→ **Extracted material**:
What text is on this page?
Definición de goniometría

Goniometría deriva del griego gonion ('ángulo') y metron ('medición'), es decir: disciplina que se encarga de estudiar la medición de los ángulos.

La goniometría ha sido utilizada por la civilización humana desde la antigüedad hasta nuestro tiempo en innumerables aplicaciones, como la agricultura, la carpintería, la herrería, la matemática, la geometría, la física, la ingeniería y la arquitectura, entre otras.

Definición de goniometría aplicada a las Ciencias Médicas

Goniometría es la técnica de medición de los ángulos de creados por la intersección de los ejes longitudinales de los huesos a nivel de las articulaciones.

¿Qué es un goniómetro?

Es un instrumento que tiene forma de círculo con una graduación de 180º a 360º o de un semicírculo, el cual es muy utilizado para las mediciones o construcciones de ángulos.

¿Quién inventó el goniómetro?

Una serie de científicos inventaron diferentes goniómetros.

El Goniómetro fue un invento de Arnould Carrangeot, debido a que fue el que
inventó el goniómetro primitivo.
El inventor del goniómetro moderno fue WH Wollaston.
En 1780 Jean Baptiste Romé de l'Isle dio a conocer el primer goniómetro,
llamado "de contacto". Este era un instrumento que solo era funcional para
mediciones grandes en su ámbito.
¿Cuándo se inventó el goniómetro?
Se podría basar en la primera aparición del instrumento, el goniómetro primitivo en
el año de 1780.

→ **What needs to be done**:
The entries above must be returned in full, exactly as shown.

→ **Solution below**:
What text is on this page?
Definición de goniometría

Goniometría deriva del griego gonion ('ángulo') y metron ('medición'), es decir: disciplina que se encarga de estudiar la medición de los ángulos.

La goniometría ha sido utilizada por la civilización humana desde la antigüedad hasta nuestro tiempo en innumerables aplicaciones, como la agricultura, la carpintería, la herrería, la matemática, la geometría, la física, la ingeniería y la arquitectura, entre otras.

Definición de goniometría aplicada a las Ciencias Médicas

Goniometría es la técnica de medición de los ángulos de creados por la intersección de los ejes longitudinales de los huesos a nivel de las articulaciones.

¿Qué es un goniómetro?

Es un instrumento que tiene forma de círculo con una graduación de 180º a 360º o de un semicírculo, el cual es muy utilizado para las mediciones o construcciones de ángulos.

¿Quién inventó el goniómetro?

Una serie de científicos inventaron diferentes goniómetros.

El Goniómetro fue un invento de Arnould Carrangeot, debido a que fue el que
inventó el goniómetro primitivo.
El inventor del goniómetro moderno fue WH Wollaston.
En 1780 Jean Baptiste Romé de l'Isle dio a conocer el primer goniómetro,
llamado "de contacto". Este era un instrumento que solo era funcional para
mediciones grandes en su ámbito.
¿Cuándo se inventó el goniómetro?
Se podría basar en la primera aparición del instrumento, el goniómetro primitivo en
el año de 1780.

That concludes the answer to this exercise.